- _DIRECTION_
Go through the records and give each one again exactly.

- _ENTRIES SUPPLIED_
☆ ☆ ☆ ☆
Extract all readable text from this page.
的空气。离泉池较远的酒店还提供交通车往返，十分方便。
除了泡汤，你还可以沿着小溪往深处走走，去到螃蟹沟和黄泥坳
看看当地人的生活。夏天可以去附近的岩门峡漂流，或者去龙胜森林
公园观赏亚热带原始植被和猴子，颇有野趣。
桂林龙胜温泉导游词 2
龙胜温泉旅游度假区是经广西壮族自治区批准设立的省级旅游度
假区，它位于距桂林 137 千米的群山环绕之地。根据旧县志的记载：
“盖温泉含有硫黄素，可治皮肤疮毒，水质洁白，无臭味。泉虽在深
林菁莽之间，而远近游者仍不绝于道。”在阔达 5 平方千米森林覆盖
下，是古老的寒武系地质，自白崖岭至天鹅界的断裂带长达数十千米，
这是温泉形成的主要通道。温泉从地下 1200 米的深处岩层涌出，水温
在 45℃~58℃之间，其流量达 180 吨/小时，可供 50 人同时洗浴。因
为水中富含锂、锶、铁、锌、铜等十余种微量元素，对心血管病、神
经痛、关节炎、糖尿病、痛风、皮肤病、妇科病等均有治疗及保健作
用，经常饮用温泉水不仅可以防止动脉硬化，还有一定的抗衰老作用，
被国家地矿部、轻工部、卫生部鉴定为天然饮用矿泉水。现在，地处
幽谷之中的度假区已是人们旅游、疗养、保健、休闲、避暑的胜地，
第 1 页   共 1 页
☆ ☆ ☆ ☆
- _WORKED ANSWER_
Extract all readable text from this page.
的空气。离泉池较远的酒店还提供交通车往返，十分方便。
除了泡汤，你还可以沿着小溪往深处走走，去到螃蟹沟和黄泥坳
看看当地人的生活。夏天可以去附近的岩门峡漂流，或者去龙胜森林
公园观赏亚热带原始植被和猴子，颇有野趣。
桂林龙胜温泉导游词 2
龙胜温泉旅游度假区是经广西壮族自治区批准设立的省级旅游度
假区，它位于距桂林 137 千米的群山环绕之地。根据旧县志的记载：
“盖温泉含有硫黄素，可治皮肤疮毒，水质洁白，无臭味。泉虽在深
林菁莽之间，而远近游者仍不绝于道。”在阔达 5 平方千米森林覆盖
下，是古老的寒武系地质，自白崖岭至天鹅界的断裂带长达数十千米，
这是温泉形成的主要通道。温泉从地下 1200 米的深处岩层涌出，水温
在 45℃~58℃之间，其流量达 180 吨/小时，可供 50 人同时洗浴。因
为水中富含锂、锶、铁、锌、铜等十余种微量元素，对心血管病、神
经痛、关节炎、糖尿病、痛风、皮肤病、妇科病等均有治疗及保健作
用，经常饮用温泉水不仅可以防止动脉硬化，还有一定的抗衰老作用，
被国家地矿部、轻工部、卫生部鉴定为天然饮用矿泉水。现在，地处
幽谷之中的度假区已是人们旅游、疗养、保健、休闲、避暑的胜地，
第 1 页   共 1 页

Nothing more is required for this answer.